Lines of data
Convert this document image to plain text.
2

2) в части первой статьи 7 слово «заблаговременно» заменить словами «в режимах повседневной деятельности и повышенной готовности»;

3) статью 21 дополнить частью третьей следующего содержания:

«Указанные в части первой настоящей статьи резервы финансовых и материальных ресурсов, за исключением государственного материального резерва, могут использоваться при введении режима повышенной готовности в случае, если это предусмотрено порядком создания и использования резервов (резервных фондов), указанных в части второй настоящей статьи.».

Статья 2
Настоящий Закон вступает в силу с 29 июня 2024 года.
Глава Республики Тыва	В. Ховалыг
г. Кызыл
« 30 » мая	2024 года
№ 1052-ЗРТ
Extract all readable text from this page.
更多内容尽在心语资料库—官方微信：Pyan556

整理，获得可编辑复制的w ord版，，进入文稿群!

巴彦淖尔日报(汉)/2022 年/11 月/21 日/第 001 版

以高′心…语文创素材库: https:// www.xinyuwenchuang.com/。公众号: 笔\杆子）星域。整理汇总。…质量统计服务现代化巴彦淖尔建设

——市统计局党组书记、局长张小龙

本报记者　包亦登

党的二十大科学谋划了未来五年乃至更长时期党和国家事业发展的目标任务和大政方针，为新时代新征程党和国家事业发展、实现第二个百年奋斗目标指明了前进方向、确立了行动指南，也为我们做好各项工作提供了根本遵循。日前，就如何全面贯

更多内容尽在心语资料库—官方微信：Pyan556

### [Goal of the exercise]
Type out all of the material again, word for word.

### [Solved problem]
Convert this document image to plain text.
2

2) в части первой статьи 7 слово «заблаговременно» заменить словами «в режимах повседневной деятельности и повышенной готовности»;

3) статью 21 дополнить частью третьей следующего содержания:

«Указанные в части первой настоящей статьи резервы финансовых и материальных ресурсов, за исключением государственного материального резерва, могут использоваться при введении режима повышенной готовности в случае, если это предусмотрено порядком создания и использования резервов (резервных фондов), указанных в части второй настоящей статьи.».

Статья 2
Настоящий Закон вступает в силу с 29 июня 2024 года.
Глава Республики Тыва	В. Ховалыг
г. Кызыл
« 30 » мая	2024 года
№ 1052-ЗРТ
Extract all readable text from this page.
更多内容尽在心语资料库—官方微信：Pyan556

整理，获得可编辑复制的w ord版，，进入文稿群!

巴彦淖尔日报(汉)/2022 年/11 月/21 日/第 001 版

以高′心…语文创素材库: https:// www.xinyuwenchuang.com/。公众号: 笔\杆子）星域。整理汇总。…质量统计服务现代化巴彦淖尔建设

——市统计局党组书记、局长张小龙

本报记者　包亦登

党的二十大科学谋划了未来五年乃至更长时期党和国家事业发展的目标任务和大政方针，为新时代新征程党和国家事业发展、实现第二个百年奋斗目标指明了前进方向、确立了行动指南，也为我们做好各项工作提供了根本遵循。日前，就如何全面贯

更多内容尽在心语资料库—官方微信：Pyan556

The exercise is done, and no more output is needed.